##### EXERCISE DATA #####
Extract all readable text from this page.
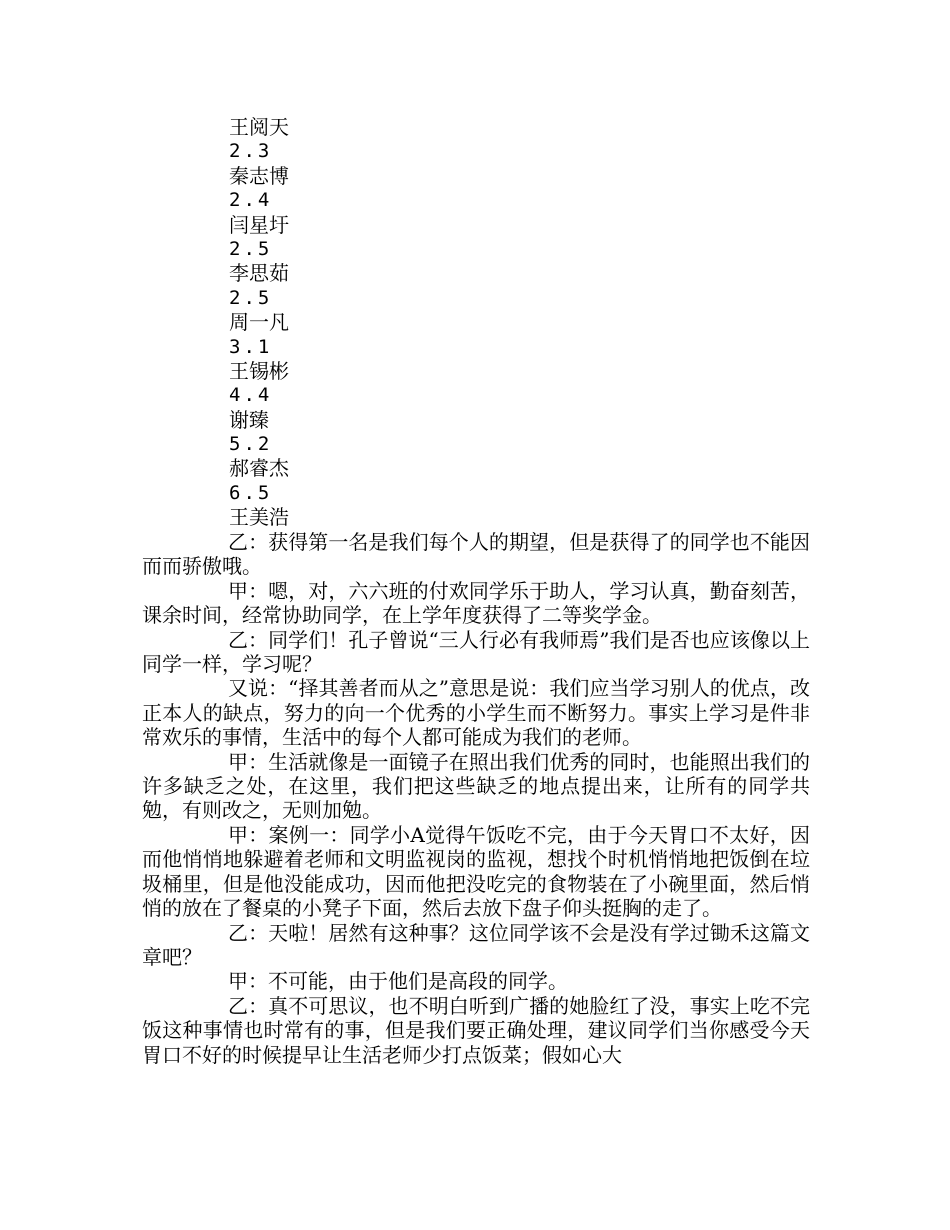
王阅天
2.3
秦志博
2.4
闫星圩
2.5
李思茹
2.5
周一凡
3.1
王锡彬
4.4
谢臻
5.2
郝睿杰
6.5
王美浩

乙：获得第一名是我们每个人的期望，但是获得了的同学也不能因而而骄傲哦。

甲：嗯，对，六六班的付欢同学乐于助人，学习认真，勤奋刻苦，课余时间，经常协助同学，在上学年度获得了二等奖学金。

乙：同学们！孔子曾说“三人行必有我师焉”我们是否也应该像以上同学一样，学习呢？

又说：“择其善者而从之”意思是说：我们应当学习别人的优点，改正本人的缺点，努力的向一个优秀的小学生而不断努力。事实上学习是件非常欢乐的事情，生活中的每个人都可能成为我们的老师。

甲：生活就像是一面镜子在照出我们优秀的同时，也能照出我们的许多缺乏之处，在这里，我们把这些缺乏的地点提出来，让所有的同学共勉，有则改之，无则加勉。

甲：案例一：同学小A觉得午饭吃不完，由于今天胃口不太好，因而他悄悄地躲避着老师和文明监视岗的监视，想找个时机悄悄地把饭倒在垃圾桶里，但是他没能成功，因而他把没吃完的食物装在了小碗里面，然后悄悄的放在了餐桌的小凳子下面，然后去放下盘子仰头挺胸的走了。

乙：天啦！居然有这种事？这位同学该不会是没有学过锄禾这篇文章吧？

甲：不可能，由于他们是高段的同学。

乙：真不可思议，也不明白听到广播的她脸红了没，事实上吃不完饭这种事情也时常有的事，但是我们要正确处理，建议同学们当你感受今天胃口不好的时候提早让生活老师少打点饭菜；假如心大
#####
PROBLEM DETAILS
Repeat every record above exactly, but leave out any pictures.

FULL ANSWER
Extract all readable text from this page.
王阅天
2.3
秦志博
2.4
闫星圩
2.5
李思茹
2.5
周一凡
3.1
王锡彬
4.4
谢臻
5.2
郝睿杰
6.5
王美浩

乙：获得第一名是我们每个人的期望，但是获得了的同学也不能因而而骄傲哦。

甲：嗯，对，六六班的付欢同学乐于助人，学习认真，勤奋刻苦，课余时间，经常协助同学，在上学年度获得了二等奖学金。

乙：同学们！孔子曾说“三人行必有我师焉”我们是否也应该像以上同学一样，学习呢？

又说：“择其善者而从之”意思是说：我们应当学习别人的优点，改正本人的缺点，努力的向一个优秀的小学生而不断努力。事实上学习是件非常欢乐的事情，生活中的每个人都可能成为我们的老师。

甲：生活就像是一面镜子在照出我们优秀的同时，也能照出我们的许多缺乏之处，在这里，我们把这些缺乏的地点提出来，让所有的同学共勉，有则改之，无则加勉。

甲：案例一：同学小A觉得午饭吃不完，由于今天胃口不太好，因而他悄悄地躲避着老师和文明监视岗的监视，想找个时机悄悄地把饭倒在垃圾桶里，但是他没能成功，因而他把没吃完的食物装在了小碗里面，然后悄悄的放在了餐桌的小凳子下面，然后去放下盘子仰头挺胸的走了。

乙：天啦！居然有这种事？这位同学该不会是没有学过锄禾这篇文章吧？

甲：不可能，由于他们是高段的同学。

乙：真不可思议，也不明白听到广播的她脸红了没，事实上吃不完饭这种事情也时常有的事，但是我们要正确处理，建议同学们当你感受今天胃口不好的时候提早让生活老师少打点饭菜；假如心大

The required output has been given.